* _Metin Parçası_:
Deniz seviyesinden 1.150 metre yüksekte yer alan konumu ve Maçka’nın Karadağ’ındaki kayalıklara kurulmuş yapısı ile ülkemizin mucizevi güzelliklerinden biri olarak öne çıkan Sümela Manastırı; kilise, şapel, mutfak, öğrenciler için hazırlanmış odalar, misafirhane, mutfak ve kütüphane gibi bölümlerden oluşuyor. Mevsime göre, yılın çoğu günü sisli olan manastırı fotoğraflamak için şans sizinle olsun, Haziran ayı itibariyle rahatça görmek mümkün.

4. Hamsiköy:

Maçka ilçesine bağlı olan Hamsiköy’ün ünü mis kokulu sütlacından geliyor. Yine bir yeşil çılgınlığının ortasındaki Hamsiköy, çevresindeki 5 küçük köyün birleşimiyle oluşmuş. Adındaki ‘hamsi’ Arapça’da beş anlamına gelen ‘hamse’den geliyor. Yani, burada hamsi aramayın. 🙂

Hamsiköy’de bu ünlü sütlaçlardan yiyebileceğiniz çok yer var. Tabii köyün ilki olan Yayla Lokantası’nda, yani diğer adıyla Osman Usta’nın Yeri’nde yemenin anlamı bir başka. Osman Usta’nın fındıksız sade sütlacı, anne elinden çıkmış gibi doğal ve tabii ki şaşırmayacağınız üzere süt kokuyor.

5. Çinçiva Köyü:

Rize’de gezilecek yerlerin başında gelen Çamlıhemşin, Fırtına Deresi’ne komşu konumu ile tam anlamıyla oksijen merkezi. Görkemli dağları ve yeşilin binbir tonunu sunan doğası ile Çamlıhemşin’de görmeniz gereken ilk yer burası. Eski adıyla Çinçiva, yeni adıyla Şenyuva Köyü.

Çinçiva’yı bir dönem çekimlerine ev sahipliği yaptığı Sevdaluk dizisinden bilirsiniz, köyde izlerine hala rastlamak da mümkün. Çinçiva’ya gelişinizi sabah erken saatlere planlarsanız, Fırtına Deresi’ne karşı Çinçiva Kahvesi’nde geleneksel kahvaltının keyfini sürebilirsiniz.

* _Eldeki Veriler_:

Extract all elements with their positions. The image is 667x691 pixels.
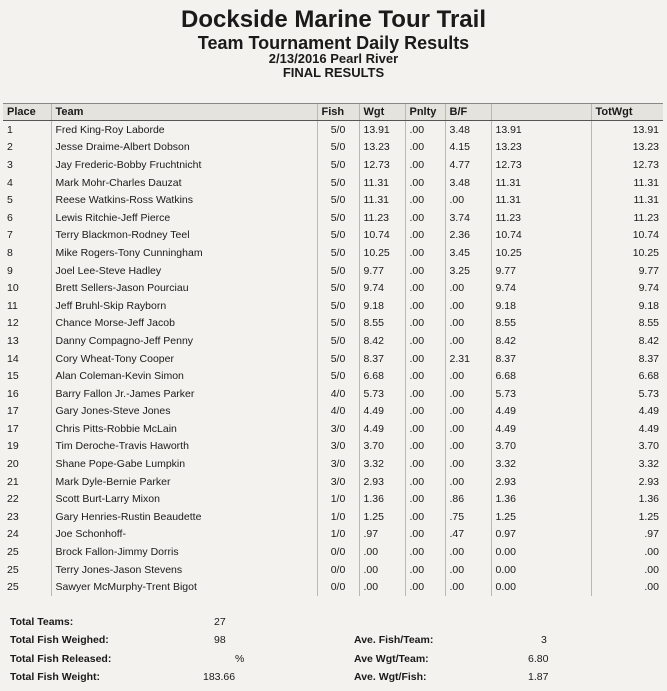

* _İstenen Görev_:
Metin parçasında "Rize’de gezilecek yerlerin" sözleriyle başlayıp "kahvaltının keyfini sürebilirsiniz." sözleriyle biten kısmı çıkarın. Bu kısmı hiçbir değişiklik yapmadan yazın.

* _Tamamlanmış Yanıt_:
Rize’de gezilecek yerlerin başında gelen Çamlıhemşin, Fırtına Deresi’ne komşu konumu ile tam anlamıyla oksijen merkezi. Görkemli dağları ve yeşilin binbir tonunu sunan doğası ile Çamlıhemşin’de görmeniz gereken ilk yer burası. Eski adıyla Çinçiva, yeni adıyla Şenyuva Köyü.

Çinçiva’yı bir dönem çekimlerine ev sahipliği yaptığı Sevdaluk dizisinden bilirsiniz, köyde izlerine hala rastlamak da mümkün. Çinçiva’ya gelişinizi sabah erken saatlere planlarsanız, Fırtına Deresi’ne karşı Çinçiva Kahvesi’nde geleneksel kahvaltının keyfini sürebilirsiniz.